### Stated goal
Select each line where the word "Information" appears.

───── Records provided

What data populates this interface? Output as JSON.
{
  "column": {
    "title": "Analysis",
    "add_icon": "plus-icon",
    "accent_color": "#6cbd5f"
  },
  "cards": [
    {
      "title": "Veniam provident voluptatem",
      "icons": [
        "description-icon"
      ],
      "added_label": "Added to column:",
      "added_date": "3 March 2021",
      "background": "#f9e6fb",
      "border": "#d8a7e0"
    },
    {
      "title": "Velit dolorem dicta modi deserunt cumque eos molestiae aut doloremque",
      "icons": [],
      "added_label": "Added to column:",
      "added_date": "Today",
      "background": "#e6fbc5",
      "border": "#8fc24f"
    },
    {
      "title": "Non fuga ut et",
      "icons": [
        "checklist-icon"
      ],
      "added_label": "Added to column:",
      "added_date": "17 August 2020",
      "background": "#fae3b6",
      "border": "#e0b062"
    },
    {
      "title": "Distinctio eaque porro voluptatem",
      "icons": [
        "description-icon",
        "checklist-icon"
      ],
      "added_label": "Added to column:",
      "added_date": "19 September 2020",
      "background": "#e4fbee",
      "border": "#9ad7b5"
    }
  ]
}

──────────
───── Records provided

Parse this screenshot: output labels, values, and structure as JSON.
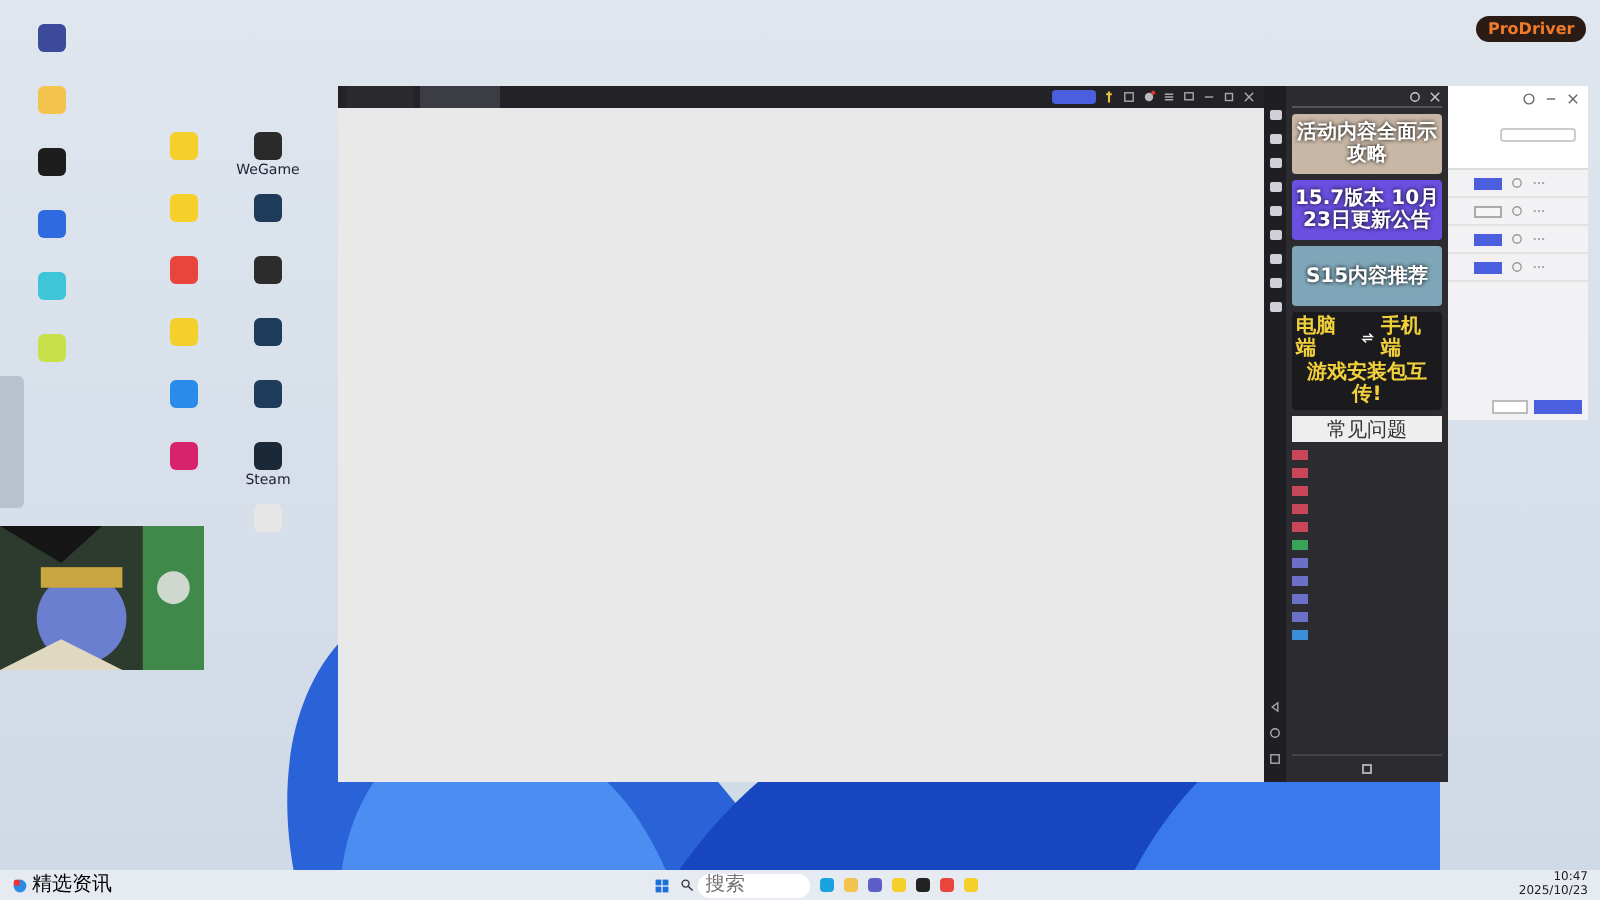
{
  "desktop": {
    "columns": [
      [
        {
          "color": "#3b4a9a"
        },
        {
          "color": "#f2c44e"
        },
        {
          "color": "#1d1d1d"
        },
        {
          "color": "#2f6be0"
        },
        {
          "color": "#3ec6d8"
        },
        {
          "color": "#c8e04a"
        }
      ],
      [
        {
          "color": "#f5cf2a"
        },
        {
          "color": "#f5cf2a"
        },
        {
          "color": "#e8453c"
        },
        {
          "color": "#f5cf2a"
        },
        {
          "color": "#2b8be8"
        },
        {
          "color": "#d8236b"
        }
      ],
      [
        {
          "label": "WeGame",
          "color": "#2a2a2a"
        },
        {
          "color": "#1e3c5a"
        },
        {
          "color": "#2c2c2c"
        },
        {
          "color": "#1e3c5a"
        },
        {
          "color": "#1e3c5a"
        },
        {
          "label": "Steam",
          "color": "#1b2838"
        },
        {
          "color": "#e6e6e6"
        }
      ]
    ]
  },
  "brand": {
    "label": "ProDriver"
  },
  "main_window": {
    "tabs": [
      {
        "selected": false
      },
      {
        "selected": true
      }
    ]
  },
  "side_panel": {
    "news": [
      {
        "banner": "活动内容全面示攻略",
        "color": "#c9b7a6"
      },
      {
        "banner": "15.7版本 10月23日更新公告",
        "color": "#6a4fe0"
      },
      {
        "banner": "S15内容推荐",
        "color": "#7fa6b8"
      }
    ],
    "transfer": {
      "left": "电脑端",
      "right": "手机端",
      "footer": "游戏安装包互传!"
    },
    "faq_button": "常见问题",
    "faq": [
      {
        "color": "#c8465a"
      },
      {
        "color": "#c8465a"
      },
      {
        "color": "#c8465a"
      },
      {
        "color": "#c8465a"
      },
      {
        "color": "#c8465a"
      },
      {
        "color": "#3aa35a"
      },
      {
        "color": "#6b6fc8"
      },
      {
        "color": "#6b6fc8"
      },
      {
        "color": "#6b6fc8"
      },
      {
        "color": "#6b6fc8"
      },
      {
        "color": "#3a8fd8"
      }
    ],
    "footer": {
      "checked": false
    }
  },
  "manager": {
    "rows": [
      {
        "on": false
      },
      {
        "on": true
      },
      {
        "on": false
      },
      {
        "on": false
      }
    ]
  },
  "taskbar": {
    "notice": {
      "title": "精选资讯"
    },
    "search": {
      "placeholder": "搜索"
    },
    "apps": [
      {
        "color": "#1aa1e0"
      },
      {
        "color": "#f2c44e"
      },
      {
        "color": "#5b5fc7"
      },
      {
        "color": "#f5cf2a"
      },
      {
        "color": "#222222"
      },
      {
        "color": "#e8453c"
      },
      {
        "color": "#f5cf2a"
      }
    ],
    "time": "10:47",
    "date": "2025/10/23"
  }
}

──────────
───── Records provided

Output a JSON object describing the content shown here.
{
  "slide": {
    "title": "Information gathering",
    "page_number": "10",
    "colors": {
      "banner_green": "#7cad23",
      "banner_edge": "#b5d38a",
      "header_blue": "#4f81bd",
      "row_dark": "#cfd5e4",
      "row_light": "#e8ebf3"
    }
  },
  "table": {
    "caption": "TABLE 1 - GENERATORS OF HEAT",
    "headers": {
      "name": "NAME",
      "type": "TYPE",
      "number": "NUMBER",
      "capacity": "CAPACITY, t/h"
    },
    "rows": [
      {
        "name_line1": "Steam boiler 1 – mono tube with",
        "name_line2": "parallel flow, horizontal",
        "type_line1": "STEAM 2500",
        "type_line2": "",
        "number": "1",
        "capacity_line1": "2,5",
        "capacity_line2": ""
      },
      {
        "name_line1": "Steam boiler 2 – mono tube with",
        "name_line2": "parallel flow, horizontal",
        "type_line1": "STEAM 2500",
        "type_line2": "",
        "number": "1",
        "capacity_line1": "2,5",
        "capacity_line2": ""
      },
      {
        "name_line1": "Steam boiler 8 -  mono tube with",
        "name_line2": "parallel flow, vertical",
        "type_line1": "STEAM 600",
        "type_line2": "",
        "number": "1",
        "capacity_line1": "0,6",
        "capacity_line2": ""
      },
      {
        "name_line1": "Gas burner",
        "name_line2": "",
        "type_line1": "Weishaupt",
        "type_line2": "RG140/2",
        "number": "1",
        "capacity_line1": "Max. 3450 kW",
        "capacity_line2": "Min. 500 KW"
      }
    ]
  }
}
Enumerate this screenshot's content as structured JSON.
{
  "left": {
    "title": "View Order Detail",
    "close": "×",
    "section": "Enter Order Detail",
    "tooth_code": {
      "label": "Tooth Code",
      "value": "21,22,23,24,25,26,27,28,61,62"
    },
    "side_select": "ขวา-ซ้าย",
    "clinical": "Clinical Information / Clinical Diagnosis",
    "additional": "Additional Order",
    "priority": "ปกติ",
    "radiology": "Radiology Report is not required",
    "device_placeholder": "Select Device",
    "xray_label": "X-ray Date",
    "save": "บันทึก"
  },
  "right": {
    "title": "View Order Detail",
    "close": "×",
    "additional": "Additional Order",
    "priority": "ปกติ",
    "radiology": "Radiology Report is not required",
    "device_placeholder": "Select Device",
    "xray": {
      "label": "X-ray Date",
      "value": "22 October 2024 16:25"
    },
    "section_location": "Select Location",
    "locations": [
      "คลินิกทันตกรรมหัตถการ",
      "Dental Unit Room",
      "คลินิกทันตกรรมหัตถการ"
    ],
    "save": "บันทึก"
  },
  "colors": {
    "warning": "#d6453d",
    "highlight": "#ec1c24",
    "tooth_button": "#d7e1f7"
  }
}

──────────

### Task result
    "title": "Information gathering",
    "clinical": "Clinical Information / Clinical Diagnosis",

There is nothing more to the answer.